EXERCISE AIM => Work out how many lines include "Daily" and answer with that number only.

Records contained in a dataset:
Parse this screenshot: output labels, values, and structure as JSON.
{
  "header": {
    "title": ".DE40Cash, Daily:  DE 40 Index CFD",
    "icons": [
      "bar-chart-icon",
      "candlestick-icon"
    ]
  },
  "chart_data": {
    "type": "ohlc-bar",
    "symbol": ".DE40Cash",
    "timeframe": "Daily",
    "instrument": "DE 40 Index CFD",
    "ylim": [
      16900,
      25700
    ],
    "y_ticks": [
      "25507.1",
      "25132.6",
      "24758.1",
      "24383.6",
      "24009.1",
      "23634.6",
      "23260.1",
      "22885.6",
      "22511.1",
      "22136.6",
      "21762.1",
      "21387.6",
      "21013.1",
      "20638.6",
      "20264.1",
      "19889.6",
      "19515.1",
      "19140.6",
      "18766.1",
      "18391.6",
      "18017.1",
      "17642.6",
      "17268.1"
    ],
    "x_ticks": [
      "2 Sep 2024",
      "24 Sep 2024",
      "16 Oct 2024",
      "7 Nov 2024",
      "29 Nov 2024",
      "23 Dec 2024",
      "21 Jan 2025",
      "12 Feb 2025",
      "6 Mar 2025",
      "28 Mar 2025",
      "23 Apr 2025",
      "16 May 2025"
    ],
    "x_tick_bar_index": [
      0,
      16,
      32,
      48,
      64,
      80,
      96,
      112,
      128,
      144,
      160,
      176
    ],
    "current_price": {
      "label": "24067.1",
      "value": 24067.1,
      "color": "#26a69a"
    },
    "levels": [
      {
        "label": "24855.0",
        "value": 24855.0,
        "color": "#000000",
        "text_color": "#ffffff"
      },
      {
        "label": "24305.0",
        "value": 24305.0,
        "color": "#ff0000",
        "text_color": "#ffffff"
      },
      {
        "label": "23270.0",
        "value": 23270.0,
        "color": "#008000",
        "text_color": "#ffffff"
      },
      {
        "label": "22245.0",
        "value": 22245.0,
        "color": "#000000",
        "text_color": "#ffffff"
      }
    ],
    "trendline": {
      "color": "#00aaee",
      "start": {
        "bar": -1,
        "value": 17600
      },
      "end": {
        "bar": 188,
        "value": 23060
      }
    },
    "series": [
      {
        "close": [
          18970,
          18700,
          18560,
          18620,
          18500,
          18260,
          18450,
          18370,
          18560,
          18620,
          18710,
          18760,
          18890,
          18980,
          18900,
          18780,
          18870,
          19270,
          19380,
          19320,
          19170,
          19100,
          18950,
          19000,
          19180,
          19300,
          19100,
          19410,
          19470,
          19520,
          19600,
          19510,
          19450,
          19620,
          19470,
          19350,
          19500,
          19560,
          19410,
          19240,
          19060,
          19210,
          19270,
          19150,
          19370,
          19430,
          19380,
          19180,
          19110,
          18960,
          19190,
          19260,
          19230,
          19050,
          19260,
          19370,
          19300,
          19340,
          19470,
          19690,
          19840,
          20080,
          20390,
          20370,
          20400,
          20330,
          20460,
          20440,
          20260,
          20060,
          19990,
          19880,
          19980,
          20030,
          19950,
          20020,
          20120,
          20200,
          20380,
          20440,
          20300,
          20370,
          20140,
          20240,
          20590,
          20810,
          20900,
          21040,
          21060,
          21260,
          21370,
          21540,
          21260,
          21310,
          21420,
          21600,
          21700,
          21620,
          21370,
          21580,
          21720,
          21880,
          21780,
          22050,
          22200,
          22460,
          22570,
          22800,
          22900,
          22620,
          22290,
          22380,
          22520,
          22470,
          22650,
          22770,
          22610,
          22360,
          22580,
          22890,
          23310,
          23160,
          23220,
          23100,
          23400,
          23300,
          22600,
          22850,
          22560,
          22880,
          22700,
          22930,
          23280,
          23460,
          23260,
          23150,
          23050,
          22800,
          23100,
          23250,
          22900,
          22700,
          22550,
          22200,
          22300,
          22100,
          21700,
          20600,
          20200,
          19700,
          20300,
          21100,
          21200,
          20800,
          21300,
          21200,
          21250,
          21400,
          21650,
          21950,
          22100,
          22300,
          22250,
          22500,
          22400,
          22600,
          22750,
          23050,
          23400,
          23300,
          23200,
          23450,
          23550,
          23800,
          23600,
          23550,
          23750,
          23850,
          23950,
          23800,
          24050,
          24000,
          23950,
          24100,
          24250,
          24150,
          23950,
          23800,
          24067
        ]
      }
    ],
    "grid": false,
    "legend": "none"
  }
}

RIGHT ANSWER => 2